[EXERCISE OBJECTIVE] Present the data once more in exactly its original form.

[DATASET EXTRACT]
----------
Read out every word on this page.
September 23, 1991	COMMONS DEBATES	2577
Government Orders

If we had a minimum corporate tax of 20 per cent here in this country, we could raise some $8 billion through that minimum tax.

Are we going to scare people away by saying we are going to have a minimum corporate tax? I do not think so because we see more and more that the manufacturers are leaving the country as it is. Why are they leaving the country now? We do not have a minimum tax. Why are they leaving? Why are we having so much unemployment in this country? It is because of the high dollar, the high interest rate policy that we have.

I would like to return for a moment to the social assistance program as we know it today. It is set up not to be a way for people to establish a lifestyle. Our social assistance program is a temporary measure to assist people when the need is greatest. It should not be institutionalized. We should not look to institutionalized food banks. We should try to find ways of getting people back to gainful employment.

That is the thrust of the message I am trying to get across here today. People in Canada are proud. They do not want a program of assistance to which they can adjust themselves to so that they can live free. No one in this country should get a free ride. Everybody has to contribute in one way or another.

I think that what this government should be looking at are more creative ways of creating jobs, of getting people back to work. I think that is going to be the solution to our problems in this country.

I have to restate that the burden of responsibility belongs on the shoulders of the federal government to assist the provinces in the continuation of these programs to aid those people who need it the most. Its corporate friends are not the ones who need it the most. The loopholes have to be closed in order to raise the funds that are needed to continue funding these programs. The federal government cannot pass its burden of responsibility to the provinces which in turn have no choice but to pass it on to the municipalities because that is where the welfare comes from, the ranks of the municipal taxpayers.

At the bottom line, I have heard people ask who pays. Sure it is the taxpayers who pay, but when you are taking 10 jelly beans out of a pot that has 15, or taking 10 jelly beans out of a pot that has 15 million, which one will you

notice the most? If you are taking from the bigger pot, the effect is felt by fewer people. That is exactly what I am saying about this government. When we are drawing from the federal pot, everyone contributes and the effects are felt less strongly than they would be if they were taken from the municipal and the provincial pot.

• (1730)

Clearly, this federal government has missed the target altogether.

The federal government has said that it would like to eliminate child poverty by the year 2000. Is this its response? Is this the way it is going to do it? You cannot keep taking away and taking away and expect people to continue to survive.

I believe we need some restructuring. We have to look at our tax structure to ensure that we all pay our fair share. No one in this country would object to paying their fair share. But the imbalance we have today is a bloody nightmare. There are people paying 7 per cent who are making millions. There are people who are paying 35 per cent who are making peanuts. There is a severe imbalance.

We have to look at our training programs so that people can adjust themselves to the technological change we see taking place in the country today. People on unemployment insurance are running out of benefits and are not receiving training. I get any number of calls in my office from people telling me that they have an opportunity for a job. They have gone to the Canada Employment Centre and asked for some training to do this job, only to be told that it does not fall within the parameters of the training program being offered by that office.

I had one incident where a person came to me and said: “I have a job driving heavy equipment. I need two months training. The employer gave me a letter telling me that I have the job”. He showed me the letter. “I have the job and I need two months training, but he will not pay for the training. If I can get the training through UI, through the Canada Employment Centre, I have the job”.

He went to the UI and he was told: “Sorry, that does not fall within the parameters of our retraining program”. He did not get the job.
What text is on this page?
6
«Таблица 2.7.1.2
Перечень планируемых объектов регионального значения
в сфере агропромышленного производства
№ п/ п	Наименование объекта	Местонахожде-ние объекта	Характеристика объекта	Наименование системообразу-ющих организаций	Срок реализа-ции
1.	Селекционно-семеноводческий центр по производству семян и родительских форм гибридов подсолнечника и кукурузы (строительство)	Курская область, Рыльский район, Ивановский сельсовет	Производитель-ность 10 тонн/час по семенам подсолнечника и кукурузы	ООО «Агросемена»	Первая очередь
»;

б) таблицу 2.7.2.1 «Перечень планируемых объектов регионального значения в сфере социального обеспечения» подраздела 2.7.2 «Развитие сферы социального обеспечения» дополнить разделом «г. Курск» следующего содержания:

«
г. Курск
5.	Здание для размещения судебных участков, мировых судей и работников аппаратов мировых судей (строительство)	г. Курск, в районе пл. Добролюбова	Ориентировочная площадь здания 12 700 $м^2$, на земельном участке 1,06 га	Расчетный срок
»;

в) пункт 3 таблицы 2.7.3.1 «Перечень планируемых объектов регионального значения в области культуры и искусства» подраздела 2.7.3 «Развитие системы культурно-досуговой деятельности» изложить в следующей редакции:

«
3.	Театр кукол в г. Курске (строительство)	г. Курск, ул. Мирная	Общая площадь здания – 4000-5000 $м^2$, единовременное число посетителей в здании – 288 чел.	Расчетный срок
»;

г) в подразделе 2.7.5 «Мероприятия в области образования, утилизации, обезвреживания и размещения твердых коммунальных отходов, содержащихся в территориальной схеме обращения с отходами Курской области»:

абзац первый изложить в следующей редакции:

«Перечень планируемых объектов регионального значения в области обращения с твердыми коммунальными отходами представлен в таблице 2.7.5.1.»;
----------
[TASK RESULT]
Read out every word on this page.
September 23, 1991	COMMONS DEBATES	2577
Government Orders

If we had a minimum corporate tax of 20 per cent here in this country, we could raise some $8 billion through that minimum tax.

Are we going to scare people away by saying we are going to have a minimum corporate tax? I do not think so because we see more and more that the manufacturers are leaving the country as it is. Why are they leaving the country now? We do not have a minimum tax. Why are they leaving? Why are we having so much unemployment in this country? It is because of the high dollar, the high interest rate policy that we have.

I would like to return for a moment to the social assistance program as we know it today. It is set up not to be a way for people to establish a lifestyle. Our social assistance program is a temporary measure to assist people when the need is greatest. It should not be institutionalized. We should not look to institutionalized food banks. We should try to find ways of getting people back to gainful employment.

That is the thrust of the message I am trying to get across here today. People in Canada are proud. They do not want a program of assistance to which they can adjust themselves to so that they can live free. No one in this country should get a free ride. Everybody has to contribute in one way or another.

I think that what this government should be looking at are more creative ways of creating jobs, of getting people back to work. I think that is going to be the solution to our problems in this country.

I have to restate that the burden of responsibility belongs on the shoulders of the federal government to assist the provinces in the continuation of these programs to aid those people who need it the most. Its corporate friends are not the ones who need it the most. The loopholes have to be closed in order to raise the funds that are needed to continue funding these programs. The federal government cannot pass its burden of responsibility to the provinces which in turn have no choice but to pass it on to the municipalities because that is where the welfare comes from, the ranks of the municipal taxpayers.

At the bottom line, I have heard people ask who pays. Sure it is the taxpayers who pay, but when you are taking 10 jelly beans out of a pot that has 15, or taking 10 jelly beans out of a pot that has 15 million, which one will you

notice the most? If you are taking from the bigger pot, the effect is felt by fewer people. That is exactly what I am saying about this government. When we are drawing from the federal pot, everyone contributes and the effects are felt less strongly than they would be if they were taken from the municipal and the provincial pot.

• (1730)

Clearly, this federal government has missed the target altogether.

The federal government has said that it would like to eliminate child poverty by the year 2000. Is this its response? Is this the way it is going to do it? You cannot keep taking away and taking away and expect people to continue to survive.

I believe we need some restructuring. We have to look at our tax structure to ensure that we all pay our fair share. No one in this country would object to paying their fair share. But the imbalance we have today is a bloody nightmare. There are people paying 7 per cent who are making millions. There are people who are paying 35 per cent who are making peanuts. There is a severe imbalance.

We have to look at our training programs so that people can adjust themselves to the technological change we see taking place in the country today. People on unemployment insurance are running out of benefits and are not receiving training. I get any number of calls in my office from people telling me that they have an opportunity for a job. They have gone to the Canada Employment Centre and asked for some training to do this job, only to be told that it does not fall within the parameters of the training program being offered by that office.

I had one incident where a person came to me and said: “I have a job driving heavy equipment. I need two months training. The employer gave me a letter telling me that I have the job”. He showed me the letter. “I have the job and I need two months training, but he will not pay for the training. If I can get the training through UI, through the Canada Employment Centre, I have the job”.

He went to the UI and he was told: “Sorry, that does not fall within the parameters of our retraining program”. He did not get the job.
What text is on this page?
6
«Таблица 2.7.1.2
Перечень планируемых объектов регионального значения
в сфере агропромышленного производства
№ п/ п	Наименование объекта	Местонахожде-ние объекта	Характеристика объекта	Наименование системообразу-ющих организаций	Срок реализа-ции
1.	Селекционно-семеноводческий центр по производству семян и родительских форм гибридов подсолнечника и кукурузы (строительство)	Курская область, Рыльский район, Ивановский сельсовет	Производитель-ность 10 тонн/час по семенам подсолнечника и кукурузы	ООО «Агросемена»	Первая очередь
»;

б) таблицу 2.7.2.1 «Перечень планируемых объектов регионального значения в сфере социального обеспечения» подраздела 2.7.2 «Развитие сферы социального обеспечения» дополнить разделом «г. Курск» следующего содержания:

«
г. Курск
5.	Здание для размещения судебных участков, мировых судей и работников аппаратов мировых судей (строительство)	г. Курск, в районе пл. Добролюбова	Ориентировочная площадь здания 12 700 $м^2$, на земельном участке 1,06 га	Расчетный срок
»;

в) пункт 3 таблицы 2.7.3.1 «Перечень планируемых объектов регионального значения в области культуры и искусства» подраздела 2.7.3 «Развитие системы культурно-досуговой деятельности» изложить в следующей редакции:

«
3.	Театр кукол в г. Курске (строительство)	г. Курск, ул. Мирная	Общая площадь здания – 4000-5000 $м^2$, единовременное число посетителей в здании – 288 чел.	Расчетный срок
»;

г) в подразделе 2.7.5 «Мероприятия в области образования, утилизации, обезвреживания и размещения твердых коммунальных отходов, содержащихся в территориальной схеме обращения с отходами Курской области»:

абзац первый изложить в следующей редакции:

«Перечень планируемых объектов регионального значения в области обращения с твердыми коммунальными отходами представлен в таблице 2.7.5.1.»;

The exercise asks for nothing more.